§ **Problem to solve**: Drop every picture and give the entries back exactly.

Figure record extracts:
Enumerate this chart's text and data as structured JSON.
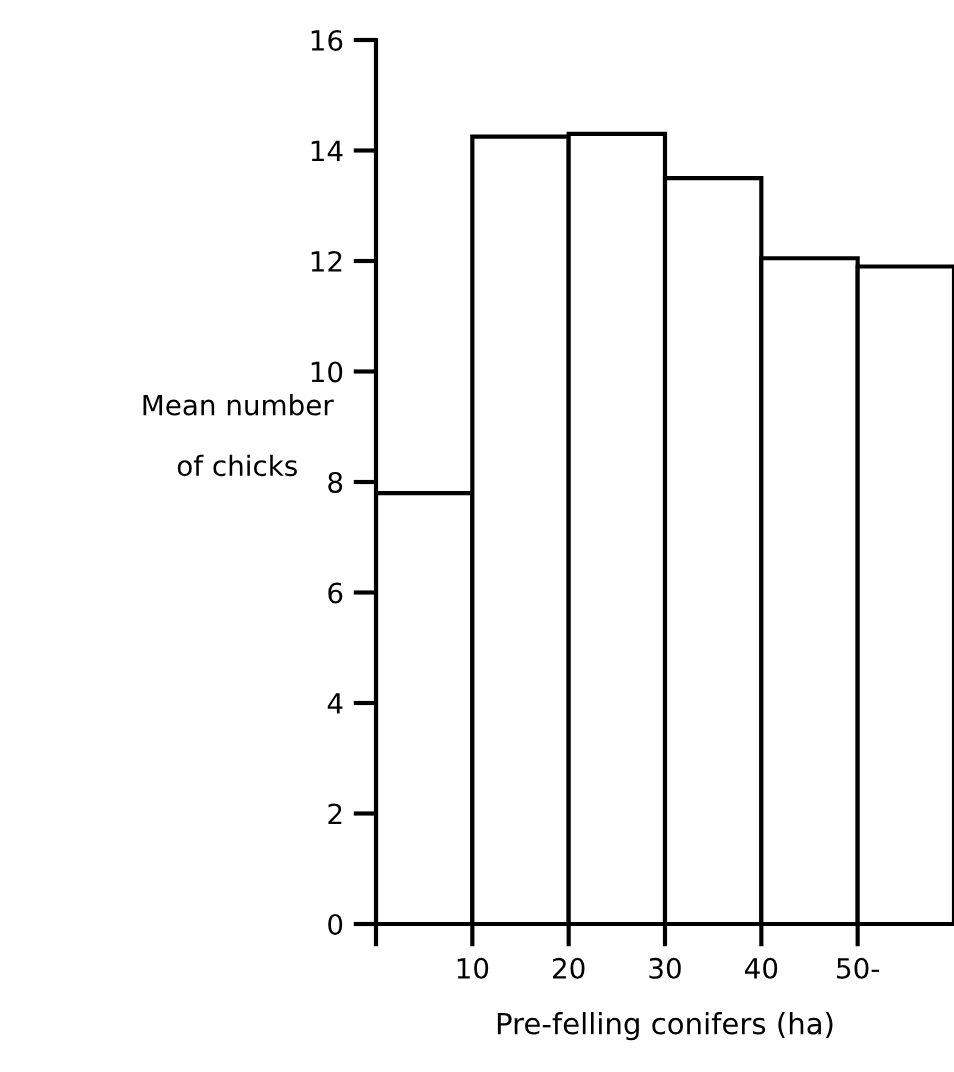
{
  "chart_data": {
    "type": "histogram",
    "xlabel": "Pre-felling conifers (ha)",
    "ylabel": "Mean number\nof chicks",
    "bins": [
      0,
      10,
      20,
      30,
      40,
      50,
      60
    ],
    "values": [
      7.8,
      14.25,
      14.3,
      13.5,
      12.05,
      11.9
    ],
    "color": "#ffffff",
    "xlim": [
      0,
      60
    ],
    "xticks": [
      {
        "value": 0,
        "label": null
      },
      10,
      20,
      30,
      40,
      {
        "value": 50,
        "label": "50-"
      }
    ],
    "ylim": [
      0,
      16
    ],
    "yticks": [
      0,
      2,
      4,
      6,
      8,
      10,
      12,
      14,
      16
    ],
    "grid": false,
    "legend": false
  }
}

§ **Exercise answer**:
Enumerate this chart's text and data as structured JSON.
{
  "chart_data": {
    "type": "histogram",
    "xlabel": "Pre-felling conifers (ha)",
    "ylabel": "Mean number\nof chicks",
    "bins": [
      0,
      10,
      20,
      30,
      40,
      50,
      60
    ],
    "values": [
      7.8,
      14.25,
      14.3,
      13.5,
      12.05,
      11.9
    ],
    "color": "#ffffff",
    "xlim": [
      0,
      60
    ],
    "xticks": [
      {
        "value": 0,
        "label": null
      },
      10,
      20,
      30,
      40,
      {
        "value": 50,
        "label": "50-"
      }
    ],
    "ylim": [
      0,
      16
    ],
    "yticks": [
      0,
      2,
      4,
      6,
      8,
      10,
      12,
      14,
      16
    ],
    "grid": false,
    "legend": false
  }
}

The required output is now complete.